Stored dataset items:
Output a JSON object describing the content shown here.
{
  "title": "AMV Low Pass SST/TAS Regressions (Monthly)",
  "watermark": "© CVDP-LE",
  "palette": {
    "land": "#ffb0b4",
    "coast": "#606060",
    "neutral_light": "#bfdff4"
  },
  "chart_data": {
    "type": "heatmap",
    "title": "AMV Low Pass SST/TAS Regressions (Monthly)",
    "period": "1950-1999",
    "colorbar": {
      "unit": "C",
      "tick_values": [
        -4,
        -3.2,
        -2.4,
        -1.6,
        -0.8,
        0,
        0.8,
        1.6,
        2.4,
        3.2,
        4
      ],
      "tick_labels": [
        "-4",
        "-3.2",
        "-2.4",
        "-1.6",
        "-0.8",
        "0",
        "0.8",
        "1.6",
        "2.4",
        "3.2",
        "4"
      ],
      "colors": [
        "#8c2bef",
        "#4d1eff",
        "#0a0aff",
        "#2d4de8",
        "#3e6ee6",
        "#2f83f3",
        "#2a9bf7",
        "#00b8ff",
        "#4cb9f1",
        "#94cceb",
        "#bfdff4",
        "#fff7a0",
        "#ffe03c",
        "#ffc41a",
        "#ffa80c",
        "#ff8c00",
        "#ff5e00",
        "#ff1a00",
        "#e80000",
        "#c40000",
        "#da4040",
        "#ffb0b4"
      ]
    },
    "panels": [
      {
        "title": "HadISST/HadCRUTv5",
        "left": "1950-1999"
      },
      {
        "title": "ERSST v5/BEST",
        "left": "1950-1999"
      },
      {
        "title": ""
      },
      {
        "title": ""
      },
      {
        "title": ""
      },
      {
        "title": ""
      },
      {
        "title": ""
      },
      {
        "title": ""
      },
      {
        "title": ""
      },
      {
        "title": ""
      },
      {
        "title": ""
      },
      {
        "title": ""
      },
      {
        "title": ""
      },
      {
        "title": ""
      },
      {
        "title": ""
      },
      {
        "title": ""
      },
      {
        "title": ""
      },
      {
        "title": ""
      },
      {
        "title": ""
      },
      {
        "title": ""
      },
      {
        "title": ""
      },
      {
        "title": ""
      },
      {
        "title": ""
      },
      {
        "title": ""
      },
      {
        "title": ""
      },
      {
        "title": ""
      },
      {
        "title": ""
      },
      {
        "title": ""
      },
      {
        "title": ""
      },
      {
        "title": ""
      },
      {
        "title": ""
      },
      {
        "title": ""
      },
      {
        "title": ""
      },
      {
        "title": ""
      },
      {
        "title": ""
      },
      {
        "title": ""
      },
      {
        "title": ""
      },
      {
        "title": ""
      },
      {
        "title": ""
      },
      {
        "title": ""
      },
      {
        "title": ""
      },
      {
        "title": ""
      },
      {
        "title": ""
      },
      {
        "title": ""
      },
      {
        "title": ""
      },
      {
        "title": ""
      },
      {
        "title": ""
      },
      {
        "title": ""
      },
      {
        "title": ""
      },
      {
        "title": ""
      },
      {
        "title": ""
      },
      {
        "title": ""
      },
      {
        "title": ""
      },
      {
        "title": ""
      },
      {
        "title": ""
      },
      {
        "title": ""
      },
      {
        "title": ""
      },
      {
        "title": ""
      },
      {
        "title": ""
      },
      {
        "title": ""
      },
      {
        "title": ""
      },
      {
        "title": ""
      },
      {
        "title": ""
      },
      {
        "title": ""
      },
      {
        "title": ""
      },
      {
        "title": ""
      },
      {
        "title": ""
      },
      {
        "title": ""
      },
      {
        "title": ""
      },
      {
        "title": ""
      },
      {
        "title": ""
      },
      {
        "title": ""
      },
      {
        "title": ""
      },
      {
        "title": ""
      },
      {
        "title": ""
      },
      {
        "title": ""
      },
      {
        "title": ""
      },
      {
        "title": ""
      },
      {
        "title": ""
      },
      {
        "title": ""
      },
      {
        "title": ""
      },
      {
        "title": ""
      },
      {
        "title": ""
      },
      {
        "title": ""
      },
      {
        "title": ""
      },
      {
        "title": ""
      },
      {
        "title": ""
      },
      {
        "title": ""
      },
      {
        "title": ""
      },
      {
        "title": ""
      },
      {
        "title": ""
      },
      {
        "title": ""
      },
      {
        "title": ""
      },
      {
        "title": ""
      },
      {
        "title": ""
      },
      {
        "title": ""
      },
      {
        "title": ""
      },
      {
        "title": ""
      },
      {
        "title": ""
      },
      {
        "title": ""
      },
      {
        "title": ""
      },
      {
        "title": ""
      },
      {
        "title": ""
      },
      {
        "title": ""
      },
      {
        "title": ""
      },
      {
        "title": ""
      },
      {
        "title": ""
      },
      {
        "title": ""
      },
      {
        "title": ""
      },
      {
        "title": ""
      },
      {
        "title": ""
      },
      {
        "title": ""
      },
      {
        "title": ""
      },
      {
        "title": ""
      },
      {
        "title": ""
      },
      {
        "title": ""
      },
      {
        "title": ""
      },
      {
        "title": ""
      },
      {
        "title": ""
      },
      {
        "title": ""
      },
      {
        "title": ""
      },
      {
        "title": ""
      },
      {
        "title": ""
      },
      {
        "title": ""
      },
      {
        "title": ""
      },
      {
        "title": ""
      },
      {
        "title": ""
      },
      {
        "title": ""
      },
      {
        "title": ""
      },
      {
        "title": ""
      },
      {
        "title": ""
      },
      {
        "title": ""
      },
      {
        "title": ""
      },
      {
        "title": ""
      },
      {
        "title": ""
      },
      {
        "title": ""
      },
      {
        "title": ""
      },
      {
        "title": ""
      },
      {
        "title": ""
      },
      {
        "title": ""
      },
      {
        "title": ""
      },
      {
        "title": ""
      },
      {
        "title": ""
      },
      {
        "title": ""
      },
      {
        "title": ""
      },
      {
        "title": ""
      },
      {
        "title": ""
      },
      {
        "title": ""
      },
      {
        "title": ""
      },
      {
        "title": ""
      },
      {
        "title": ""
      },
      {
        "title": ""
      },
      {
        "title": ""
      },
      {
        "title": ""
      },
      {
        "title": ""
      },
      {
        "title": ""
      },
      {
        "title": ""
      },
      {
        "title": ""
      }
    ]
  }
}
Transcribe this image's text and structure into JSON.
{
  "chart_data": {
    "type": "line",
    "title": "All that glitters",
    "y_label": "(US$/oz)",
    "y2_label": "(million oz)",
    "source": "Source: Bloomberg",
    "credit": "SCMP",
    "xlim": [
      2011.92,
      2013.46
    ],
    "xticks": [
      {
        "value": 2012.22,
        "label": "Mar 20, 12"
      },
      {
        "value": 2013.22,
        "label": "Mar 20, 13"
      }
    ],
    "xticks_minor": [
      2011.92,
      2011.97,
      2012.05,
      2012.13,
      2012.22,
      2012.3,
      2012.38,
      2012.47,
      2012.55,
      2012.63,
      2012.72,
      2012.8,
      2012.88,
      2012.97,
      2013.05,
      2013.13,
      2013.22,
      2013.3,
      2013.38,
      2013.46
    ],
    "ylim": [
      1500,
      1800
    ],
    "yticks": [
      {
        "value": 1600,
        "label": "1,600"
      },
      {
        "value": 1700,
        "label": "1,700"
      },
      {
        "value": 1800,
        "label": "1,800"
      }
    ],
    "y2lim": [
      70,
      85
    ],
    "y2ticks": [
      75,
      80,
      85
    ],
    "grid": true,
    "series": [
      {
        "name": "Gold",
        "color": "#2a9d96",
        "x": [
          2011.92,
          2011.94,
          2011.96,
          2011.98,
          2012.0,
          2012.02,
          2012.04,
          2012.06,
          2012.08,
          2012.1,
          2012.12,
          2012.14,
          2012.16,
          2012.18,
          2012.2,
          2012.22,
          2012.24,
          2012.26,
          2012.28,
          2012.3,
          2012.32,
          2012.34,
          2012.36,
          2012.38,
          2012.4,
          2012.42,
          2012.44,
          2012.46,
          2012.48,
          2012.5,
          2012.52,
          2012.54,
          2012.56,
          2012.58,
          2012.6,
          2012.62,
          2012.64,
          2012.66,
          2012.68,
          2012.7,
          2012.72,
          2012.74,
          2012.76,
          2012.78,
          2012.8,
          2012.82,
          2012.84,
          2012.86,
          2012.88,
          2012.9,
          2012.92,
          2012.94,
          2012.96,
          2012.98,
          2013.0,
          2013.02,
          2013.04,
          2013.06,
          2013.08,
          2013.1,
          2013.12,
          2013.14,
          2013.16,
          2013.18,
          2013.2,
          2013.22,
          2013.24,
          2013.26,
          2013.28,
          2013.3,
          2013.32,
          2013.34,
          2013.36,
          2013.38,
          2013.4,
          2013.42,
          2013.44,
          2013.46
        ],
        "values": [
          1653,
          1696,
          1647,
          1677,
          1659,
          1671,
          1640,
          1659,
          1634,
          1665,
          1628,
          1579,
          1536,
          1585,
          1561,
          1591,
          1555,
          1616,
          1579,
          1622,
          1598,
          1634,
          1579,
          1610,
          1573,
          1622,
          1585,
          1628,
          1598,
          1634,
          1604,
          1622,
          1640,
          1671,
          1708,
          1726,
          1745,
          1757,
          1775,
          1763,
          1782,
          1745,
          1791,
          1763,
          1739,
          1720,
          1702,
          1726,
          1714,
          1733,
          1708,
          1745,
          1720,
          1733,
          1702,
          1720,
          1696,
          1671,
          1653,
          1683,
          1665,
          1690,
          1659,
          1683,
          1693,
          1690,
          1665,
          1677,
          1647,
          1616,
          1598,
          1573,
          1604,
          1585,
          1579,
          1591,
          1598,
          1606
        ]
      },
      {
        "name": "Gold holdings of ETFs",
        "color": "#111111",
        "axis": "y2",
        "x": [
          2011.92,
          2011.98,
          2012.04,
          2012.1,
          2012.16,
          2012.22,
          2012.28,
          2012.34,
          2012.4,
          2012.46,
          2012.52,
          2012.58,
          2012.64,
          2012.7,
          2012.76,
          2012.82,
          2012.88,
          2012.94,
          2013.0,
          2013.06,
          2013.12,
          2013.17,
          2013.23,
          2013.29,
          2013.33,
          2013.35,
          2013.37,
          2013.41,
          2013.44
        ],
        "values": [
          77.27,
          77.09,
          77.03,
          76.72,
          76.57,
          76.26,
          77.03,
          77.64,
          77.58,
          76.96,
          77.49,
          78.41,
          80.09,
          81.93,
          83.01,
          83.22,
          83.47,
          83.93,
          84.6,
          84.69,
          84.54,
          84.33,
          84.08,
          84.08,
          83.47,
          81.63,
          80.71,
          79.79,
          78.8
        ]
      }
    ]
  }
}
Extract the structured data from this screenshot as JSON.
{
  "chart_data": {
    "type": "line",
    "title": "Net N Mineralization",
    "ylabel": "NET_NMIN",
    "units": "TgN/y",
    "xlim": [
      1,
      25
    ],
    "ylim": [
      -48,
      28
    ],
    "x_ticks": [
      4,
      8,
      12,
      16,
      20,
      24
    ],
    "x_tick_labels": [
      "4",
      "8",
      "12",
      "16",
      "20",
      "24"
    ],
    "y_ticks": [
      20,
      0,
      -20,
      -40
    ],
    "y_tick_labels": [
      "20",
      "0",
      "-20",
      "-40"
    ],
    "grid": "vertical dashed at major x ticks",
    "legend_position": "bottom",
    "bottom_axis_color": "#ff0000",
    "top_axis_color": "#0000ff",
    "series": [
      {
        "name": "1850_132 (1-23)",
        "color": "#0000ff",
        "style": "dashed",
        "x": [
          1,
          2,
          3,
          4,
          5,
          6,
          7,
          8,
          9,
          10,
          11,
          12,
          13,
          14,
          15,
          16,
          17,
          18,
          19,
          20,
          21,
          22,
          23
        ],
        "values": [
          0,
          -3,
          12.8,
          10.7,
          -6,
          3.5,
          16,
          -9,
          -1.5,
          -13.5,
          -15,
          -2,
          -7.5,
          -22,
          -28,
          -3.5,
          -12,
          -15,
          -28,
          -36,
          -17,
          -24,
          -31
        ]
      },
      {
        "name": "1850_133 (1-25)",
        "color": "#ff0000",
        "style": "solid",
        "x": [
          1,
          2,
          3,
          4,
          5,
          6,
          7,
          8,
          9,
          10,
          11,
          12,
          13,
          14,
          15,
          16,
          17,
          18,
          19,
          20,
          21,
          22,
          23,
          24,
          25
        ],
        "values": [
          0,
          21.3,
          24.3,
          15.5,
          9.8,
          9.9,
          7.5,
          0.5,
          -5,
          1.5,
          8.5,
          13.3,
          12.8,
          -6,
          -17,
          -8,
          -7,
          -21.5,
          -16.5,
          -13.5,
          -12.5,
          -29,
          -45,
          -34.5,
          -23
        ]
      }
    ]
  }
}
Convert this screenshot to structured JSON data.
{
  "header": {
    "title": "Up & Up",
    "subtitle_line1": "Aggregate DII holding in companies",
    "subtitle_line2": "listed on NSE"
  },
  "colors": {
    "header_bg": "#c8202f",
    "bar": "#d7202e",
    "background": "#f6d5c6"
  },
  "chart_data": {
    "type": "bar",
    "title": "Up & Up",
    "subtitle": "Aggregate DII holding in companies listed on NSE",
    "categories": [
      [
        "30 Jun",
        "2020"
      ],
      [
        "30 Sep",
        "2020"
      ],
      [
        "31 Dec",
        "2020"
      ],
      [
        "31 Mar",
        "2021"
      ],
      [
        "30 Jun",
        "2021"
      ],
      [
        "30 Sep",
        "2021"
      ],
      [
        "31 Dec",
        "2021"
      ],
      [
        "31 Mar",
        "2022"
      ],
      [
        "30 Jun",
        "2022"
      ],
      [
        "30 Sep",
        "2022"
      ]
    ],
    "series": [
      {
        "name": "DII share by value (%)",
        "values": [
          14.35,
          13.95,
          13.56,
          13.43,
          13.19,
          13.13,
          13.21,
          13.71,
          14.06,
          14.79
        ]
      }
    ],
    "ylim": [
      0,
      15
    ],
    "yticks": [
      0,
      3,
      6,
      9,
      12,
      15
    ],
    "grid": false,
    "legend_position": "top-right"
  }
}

# GIVEN TASK:
Report each line in the preceding entries that holds the string "structured".

# WRITTEN REPLY:
Extract the structured data from this screenshot as JSON.
Convert this screenshot to structured JSON data.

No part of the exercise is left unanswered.